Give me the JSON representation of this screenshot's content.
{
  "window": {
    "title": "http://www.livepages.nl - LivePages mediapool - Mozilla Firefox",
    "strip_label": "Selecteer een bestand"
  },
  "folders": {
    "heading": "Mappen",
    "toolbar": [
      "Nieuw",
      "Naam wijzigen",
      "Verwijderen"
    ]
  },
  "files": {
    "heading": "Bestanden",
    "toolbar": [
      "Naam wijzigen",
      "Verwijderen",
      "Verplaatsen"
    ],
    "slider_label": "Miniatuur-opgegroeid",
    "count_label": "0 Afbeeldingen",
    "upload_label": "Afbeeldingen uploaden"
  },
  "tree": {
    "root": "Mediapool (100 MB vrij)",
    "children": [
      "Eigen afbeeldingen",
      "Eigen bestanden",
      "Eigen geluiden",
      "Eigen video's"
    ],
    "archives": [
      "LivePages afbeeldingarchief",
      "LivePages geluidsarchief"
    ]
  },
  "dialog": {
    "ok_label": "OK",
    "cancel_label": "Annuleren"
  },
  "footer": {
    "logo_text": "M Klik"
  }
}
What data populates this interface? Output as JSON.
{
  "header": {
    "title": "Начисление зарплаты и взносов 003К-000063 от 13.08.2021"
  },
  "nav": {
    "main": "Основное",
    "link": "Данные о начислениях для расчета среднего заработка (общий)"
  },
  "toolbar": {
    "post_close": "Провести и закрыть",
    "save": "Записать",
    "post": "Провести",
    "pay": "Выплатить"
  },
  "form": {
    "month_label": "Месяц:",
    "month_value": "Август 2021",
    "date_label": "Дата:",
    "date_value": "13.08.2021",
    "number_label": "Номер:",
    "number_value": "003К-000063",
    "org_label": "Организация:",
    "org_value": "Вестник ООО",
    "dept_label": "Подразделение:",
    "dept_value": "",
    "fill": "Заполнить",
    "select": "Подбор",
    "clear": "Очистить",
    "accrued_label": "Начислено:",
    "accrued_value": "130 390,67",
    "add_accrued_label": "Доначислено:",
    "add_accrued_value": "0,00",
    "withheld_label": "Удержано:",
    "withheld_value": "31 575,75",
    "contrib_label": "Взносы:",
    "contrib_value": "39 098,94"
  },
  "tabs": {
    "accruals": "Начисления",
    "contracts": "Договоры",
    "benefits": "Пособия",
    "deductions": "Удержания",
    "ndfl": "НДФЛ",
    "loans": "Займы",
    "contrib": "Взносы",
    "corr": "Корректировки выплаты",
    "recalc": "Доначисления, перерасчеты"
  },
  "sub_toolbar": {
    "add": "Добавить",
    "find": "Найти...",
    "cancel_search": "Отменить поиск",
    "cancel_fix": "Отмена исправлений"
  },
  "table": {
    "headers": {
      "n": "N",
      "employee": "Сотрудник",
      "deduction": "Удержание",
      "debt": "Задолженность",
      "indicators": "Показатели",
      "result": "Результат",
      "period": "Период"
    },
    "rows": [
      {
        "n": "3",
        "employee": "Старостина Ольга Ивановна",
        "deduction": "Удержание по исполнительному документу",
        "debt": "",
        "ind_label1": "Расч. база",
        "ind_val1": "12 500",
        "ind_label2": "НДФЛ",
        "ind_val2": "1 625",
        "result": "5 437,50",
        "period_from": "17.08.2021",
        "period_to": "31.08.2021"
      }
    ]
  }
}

*Task directions:*
The data above must be returned in full, exactly as written.

*Result for this task:*
Give me the JSON representation of this screenshot's content.
{
  "window": {
    "title": "http://www.livepages.nl - LivePages mediapool - Mozilla Firefox",
    "strip_label": "Selecteer een bestand"
  },
  "folders": {
    "heading": "Mappen",
    "toolbar": [
      "Nieuw",
      "Naam wijzigen",
      "Verwijderen"
    ]
  },
  "files": {
    "heading": "Bestanden",
    "toolbar": [
      "Naam wijzigen",
      "Verwijderen",
      "Verplaatsen"
    ],
    "slider_label": "Miniatuur-opgegroeid",
    "count_label": "0 Afbeeldingen",
    "upload_label": "Afbeeldingen uploaden"
  },
  "tree": {
    "root": "Mediapool (100 MB vrij)",
    "children": [
      "Eigen afbeeldingen",
      "Eigen bestanden",
      "Eigen geluiden",
      "Eigen video's"
    ],
    "archives": [
      "LivePages afbeeldingarchief",
      "LivePages geluidsarchief"
    ]
  },
  "dialog": {
    "ok_label": "OK",
    "cancel_label": "Annuleren"
  },
  "footer": {
    "logo_text": "M Klik"
  }
}
What data populates this interface? Output as JSON.
{
  "header": {
    "title": "Начисление зарплаты и взносов 003К-000063 от 13.08.2021"
  },
  "nav": {
    "main": "Основное",
    "link": "Данные о начислениях для расчета среднего заработка (общий)"
  },
  "toolbar": {
    "post_close": "Провести и закрыть",
    "save": "Записать",
    "post": "Провести",
    "pay": "Выплатить"
  },
  "form": {
    "month_label": "Месяц:",
    "month_value": "Август 2021",
    "date_label": "Дата:",
    "date_value": "13.08.2021",
    "number_label": "Номер:",
    "number_value": "003К-000063",
    "org_label": "Организация:",
    "org_value": "Вестник ООО",
    "dept_label": "Подразделение:",
    "dept_value": "",
    "fill": "Заполнить",
    "select": "Подбор",
    "clear": "Очистить",
    "accrued_label": "Начислено:",
    "accrued_value": "130 390,67",
    "add_accrued_label": "Доначислено:",
    "add_accrued_value": "0,00",
    "withheld_label": "Удержано:",
    "withheld_value": "31 575,75",
    "contrib_label": "Взносы:",
    "contrib_value": "39 098,94"
  },
  "tabs": {
    "accruals": "Начисления",
    "contracts": "Договоры",
    "benefits": "Пособия",
    "deductions": "Удержания",
    "ndfl": "НДФЛ",
    "loans": "Займы",
    "contrib": "Взносы",
    "corr": "Корректировки выплаты",
    "recalc": "Доначисления, перерасчеты"
  },
  "sub_toolbar": {
    "add": "Добавить",
    "find": "Найти...",
    "cancel_search": "Отменить поиск",
    "cancel_fix": "Отмена исправлений"
  },
  "table": {
    "headers": {
      "n": "N",
      "employee": "Сотрудник",
      "deduction": "Удержание",
      "debt": "Задолженность",
      "indicators": "Показатели",
      "result": "Результат",
      "period": "Период"
    },
    "rows": [
      {
        "n": "3",
        "employee": "Старостина Ольга Ивановна",
        "deduction": "Удержание по исполнительному документу",
        "debt": "",
        "ind_label1": "Расч. база",
        "ind_val1": "12 500",
        "ind_label2": "НДФЛ",
        "ind_val2": "1 625",
        "result": "5 437,50",
        "period_from": "17.08.2021",
        "period_to": "31.08.2021"
      }
    ]
  }
}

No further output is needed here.